▸ **Work to be completed**
Say how many lines include "manifestations", with no words around the number.

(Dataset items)
☆ ☆ ☆ ☆ ☆

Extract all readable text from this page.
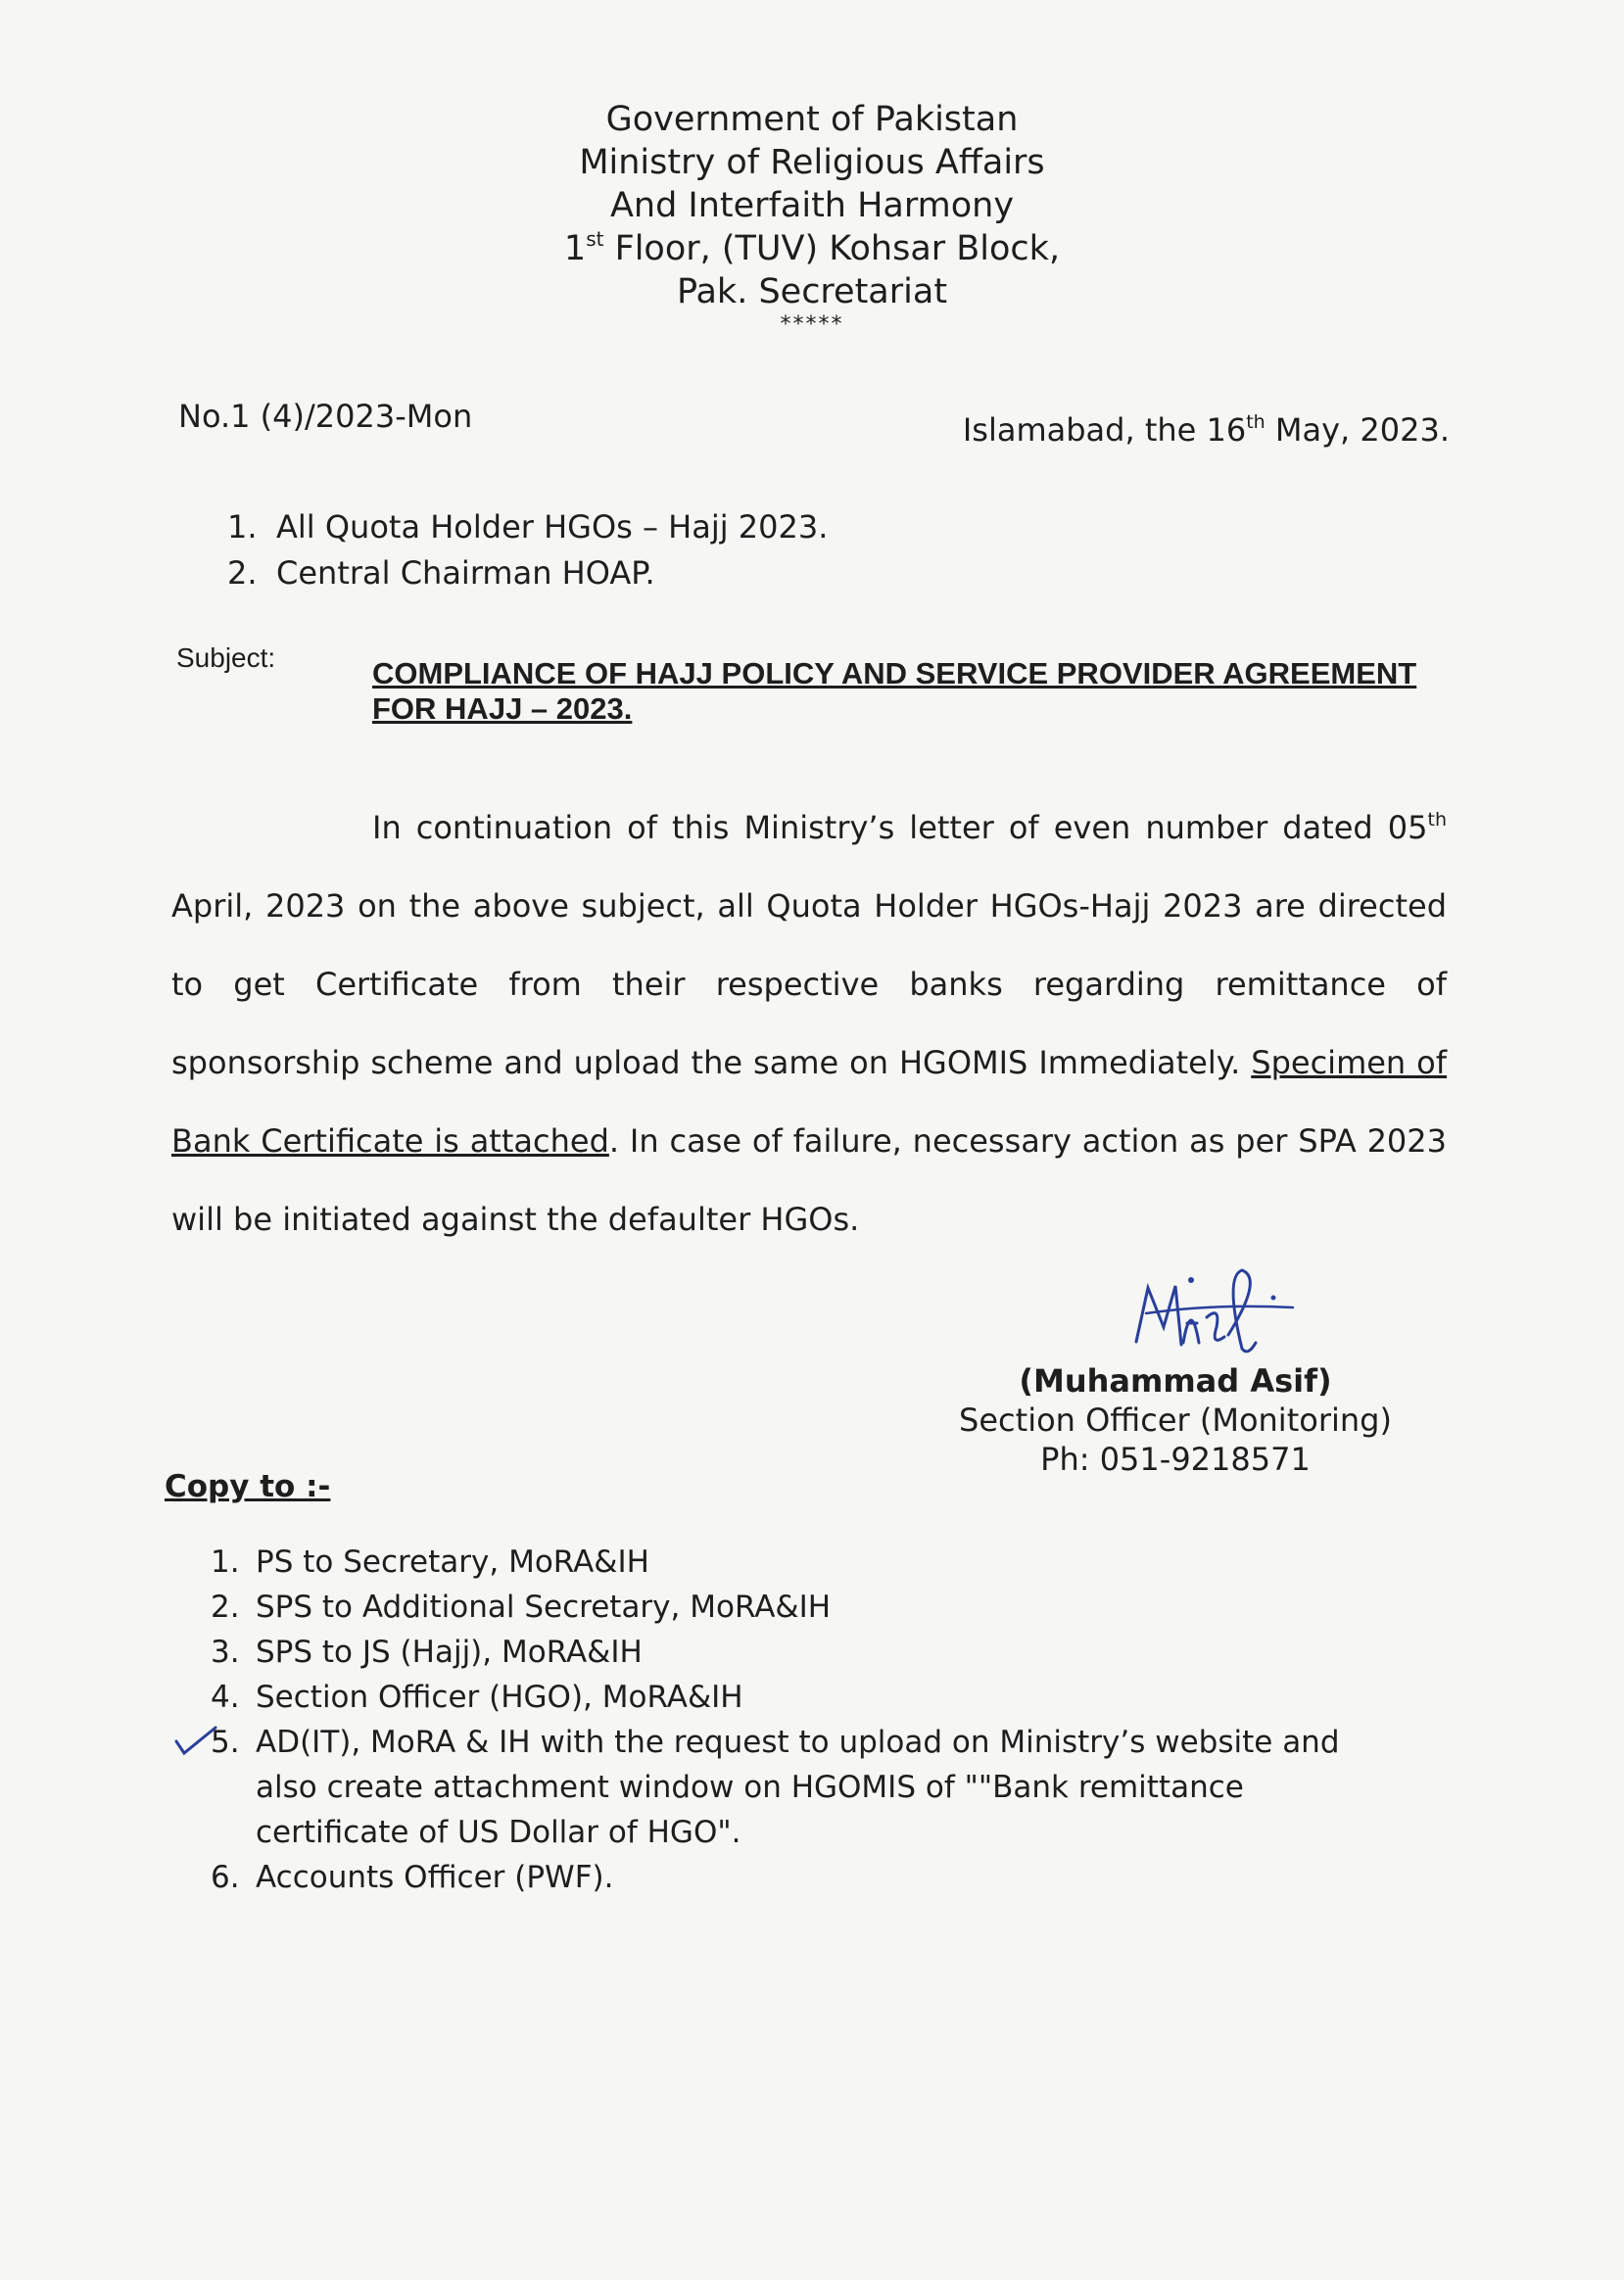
Government of Pakistan
Ministry of Religious Affairs
And Interfaith Harmony
1st Floor, (TUV) Kohsar Block,
Pak. Secretariat
*****
No.1 (4)/2023-Mon	Islamabad, the 16th May, 2023.
1. All Quota Holder HGOs – Hajj 2023.
2. Central Chairman HOAP.
Subject:	COMPLIANCE OF HAJJ POLICY AND SERVICE PROVIDER AGREEMENT FOR HAJJ – 2023.
In continuation of this Ministry’s letter of even number dated 05th April, 2023 on the above subject, all Quota Holder HGOs-Hajj 2023 are directed to get Certificate from their respective banks regarding remittance of sponsorship scheme and upload the same on HGOMIS Immediately. Specimen of Bank Certificate is attached. In case of failure, necessary action as per SPA 2023 will be initiated against the defaulter HGOs.
(Muhammad Asif)
Section Officer (Monitoring)
Ph: 051-9218571
Copy to :-
1. PS to Secretary, MoRA&IH
2. SPS to Additional Secretary, MoRA&IH
3. SPS to JS (Hajj), MoRA&IH
4. Section Officer (HGO), MoRA&IH
5. AD(IT), MoRA & IH with the request to upload on Ministry’s website and also create attachment window on HGOMIS of ""Bank remittance certificate of US Dollar of HGO".
6. Accounts Officer (PWF).
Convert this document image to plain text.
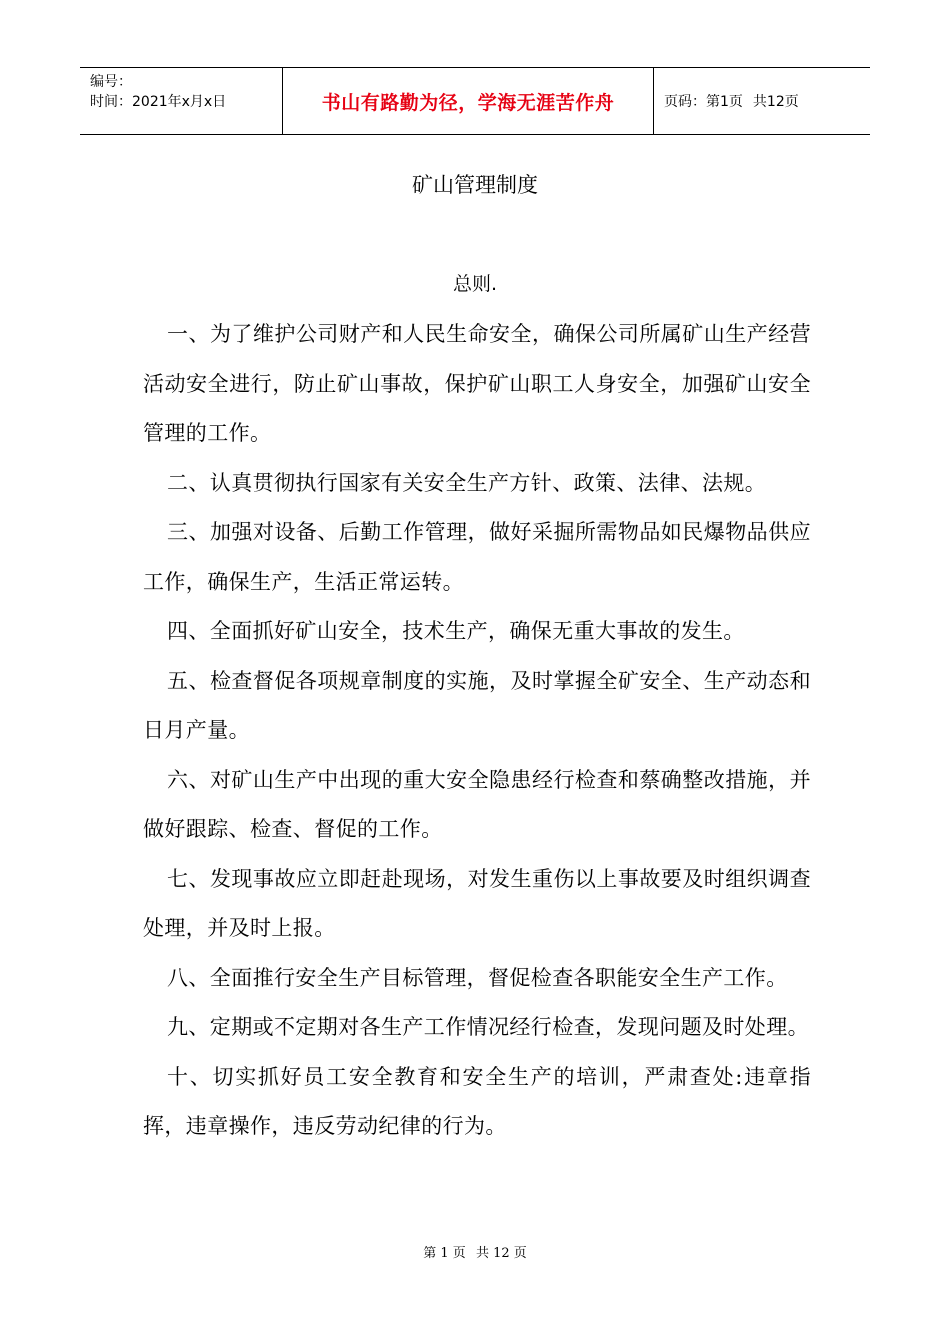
编号：
时间：2021年x月x日	书山有路勤为径，学海无涯苦作舟	页码：第1页 共12页
矿山管理制度
总则.

一、为了维护公司财产和人民生命安全，确保公司所属矿山生产经营活动安全进行，防止矿山事故，保护矿山职工人身安全，加强矿山安全管理的工作。

二、认真贯彻执行国家有关安全生产方针、政策、法律、法规。

三、加强对设备、后勤工作管理，做好采掘所需物品如民爆物品供应工作，确保生产，生活正常运转。

四、全面抓好矿山安全，技术生产，确保无重大事故的发生。

五、检查督促各项规章制度的实施，及时掌握全矿安全、生产动态和日月产量。

六、对矿山生产中出现的重大安全隐患经行检查和蔡确整改措施，并做好跟踪、检查、督促的工作。

七、发现事故应立即赶赴现场，对发生重伤以上事故要及时组织调查处理，并及时上报。

八、全面推行安全生产目标管理，督促检查各职能安全生产工作。

九、定期或不定期对各生产工作情况经行检查，发现问题及时处理。

十、切实抓好员工安全教育和安全生产的培训，严肃查处:违章指挥，违章操作，违反劳动纪律的行为。

第 1 页 共 12 页
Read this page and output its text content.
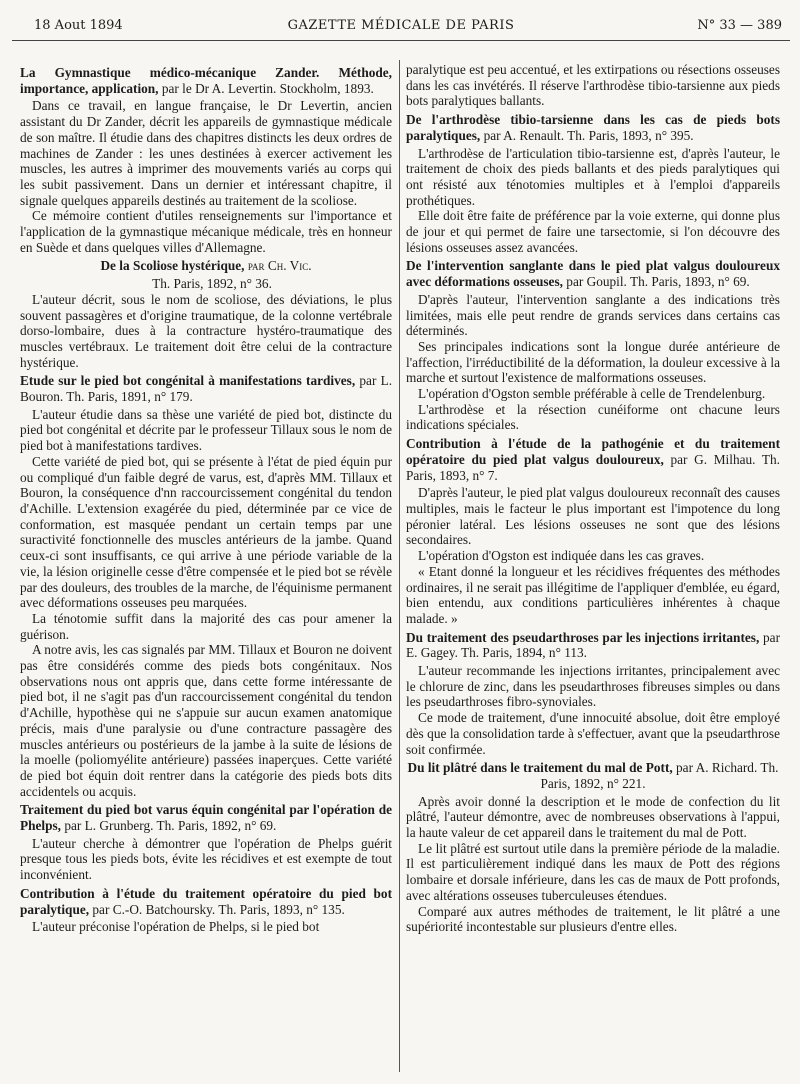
18 Aout 1894	GAZETTE MÉDICALE DE PARIS	N° 33 — 389
La Gymnastique médico-mécanique Zander. Méthode, importance, application, par le Dr A. Levertin. Stockholm, 1893.

Dans ce travail, en langue française, le Dr Levertin, ancien assistant du Dr Zander, décrit les appareils de gymnastique médicale de son maître. Il étudie dans des chapitres distincts les deux ordres de machines de Zander : les unes destinées à exercer activement les muscles, les autres à imprimer des mouvements variés au corps qui les subit passivement. Dans un dernier et intéressant chapitre, il signale quelques appareils destinés au traitement de la scoliose.

Ce mémoire contient d'utiles renseignements sur l'importance et l'application de la gymnastique mécanique médicale, très en honneur en Suède et dans quelques villes d'Allemagne.

De la Scoliose hystérique, par Ch. Vic.

Th. Paris, 1892, n° 36.

L'auteur décrit, sous le nom de scoliose, des déviations, le plus souvent passagères et d'origine traumatique, de la colonne vertébrale dorso-lombaire, dues à la contracture hystéro-traumatique des muscles vertébraux. Le traitement doit être celui de la contracture hystérique.

Etude sur le pied bot congénital à manifestations tardives, par L. Bouron. Th. Paris, 1891, n° 179.

L'auteur étudie dans sa thèse une variété de pied bot, distincte du pied bot congénital et décrite par le professeur Tillaux sous le nom de pied bot à manifestations tardives.

Cette variété de pied bot, qui se présente à l'état de pied équin pur ou compliqué d'un faible degré de varus, est, d'après MM. Tillaux et Bouron, la conséquence d'nn raccourcissement congénital du tendon d'Achille. L'extension exagérée du pied, déterminée par ce vice de conformation, est masquée pendant un certain temps par une suractivité fonctionnelle des muscles antérieurs de la jambe. Quand ceux-ci sont insuffisants, ce qui arrive à une période variable de la vie, la lésion originelle cesse d'être compensée et le pied bot se révèle par des douleurs, des troubles de la marche, de l'équinisme permanent avec déformations osseuses peu marquées.

La ténotomie suffit dans la majorité des cas pour amener la guérison.

A notre avis, les cas signalés par MM. Tillaux et Bouron ne doivent pas être considérés comme des pieds bots congénitaux. Nos observations nous ont appris que, dans cette forme intéressante de pied bot, il ne s'agit pas d'un raccourcissement congénital du tendon d'Achille, hypothèse qui ne s'appuie sur aucun examen anatomique précis, mais d'une paralysie ou d'une contracture passagère des muscles antérieurs ou postérieurs de la jambe à la suite de lésions de la moelle (poliomyélite antérieure) passées inaperçues. Cette variété de pied bot équin doit rentrer dans la catégorie des pieds bots dits accidentels ou acquis.

Traitement du pied bot varus équin congénital par l'opération de Phelps, par L. Grunberg. Th. Paris, 1892, n° 69.

L'auteur cherche à démontrer que l'opération de Phelps guérit presque tous les pieds bots, évite les récidives et est exempte de tout inconvénient.

Contribution à l'étude du traitement opératoire du pied bot paralytique, par C.-O. Batchoursky. Th. Paris, 1893, n° 135.

L'auteur préconise l'opération de Phelps, si le pied bot

paralytique est peu accentué, et les extirpations ou résections osseuses dans les cas invétérés. Il réserve l'arthrodèse tibio-tarsienne aux pieds bots paralytiques ballants.

De l'arthrodèse tibio-tarsienne dans les cas de pieds bots paralytiques, par A. Renault. Th. Paris, 1893, n° 395.

L'arthrodèse de l'articulation tibio-tarsienne est, d'après l'auteur, le traitement de choix des pieds ballants et des pieds paralytiques qui ont résisté aux ténotomies multiples et à l'emploi d'appareils prothétiques.

Elle doit être faite de préférence par la voie externe, qui donne plus de jour et qui permet de faire une tarsectomie, si l'on découvre des lésions osseuses assez avancées.

De l'intervention sanglante dans le pied plat valgus douloureux avec déformations osseuses, par Goupil. Th. Paris, 1893, n° 69.

D'après l'auteur, l'intervention sanglante a des indications très limitées, mais elle peut rendre de grands services dans certains cas déterminés.

Ses principales indications sont la longue durée antérieure de l'affection, l'irréductibilité de la déformation, la douleur excessive à la marche et surtout l'existence de malformations osseuses.

L'opération d'Ogston semble préférable à celle de Trendelenburg.

L'arthrodèse et la résection cunéiforme ont chacune leurs indications spéciales.

Contribution à l'étude de la pathogénie et du traitement opératoire du pied plat valgus douloureux, par G. Milhau. Th. Paris, 1893, n° 7.

D'après l'auteur, le pied plat valgus douloureux reconnaît des causes multiples, mais le facteur le plus important est l'impotence du long péronier latéral. Les lésions osseuses ne sont que des lésions secondaires.

L'opération d'Ogston est indiquée dans les cas graves.

« Etant donné la longueur et les récidives fréquentes des méthodes ordinaires, il ne serait pas illégitime de l'appliquer d'emblée, eu égard, bien entendu, aux conditions particulières inhérentes à chaque malade. »

Du traitement des pseudarthroses par les injections irritantes, par E. Gagey. Th. Paris, 1894, n° 113.

L'auteur recommande les injections irritantes, principalement avec le chlorure de zinc, dans les pseudarthroses fibreuses simples ou dans les pseudarthroses fibro-synoviales.

Ce mode de traitement, d'une innocuité absolue, doit être employé dès que la consolidation tarde à s'effectuer, avant que la pseudarthrose soit confirmée.

Du lit plâtré dans le traitement du mal de Pott, par A. Richard. Th. Paris, 1892, n° 221.

Après avoir donné la description et le mode de confection du lit plâtré, l'auteur démontre, avec de nombreuses observations à l'appui, la haute valeur de cet appareil dans le traitement du mal de Pott.

Le lit plâtré est surtout utile dans la première période de la maladie. Il est particulièrement indiqué dans les maux de Pott des régions lombaire et dorsale inférieure, dans les cas de maux de Pott profonds, avec altérations osseuses tuberculeuses étendues.

Comparé aux autres méthodes de traitement, le lit plâtré a une supériorité incontestable sur plusieurs d'entre elles.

☆ ☆ ☆ ☆ ☆

▸ **Worked solution**
2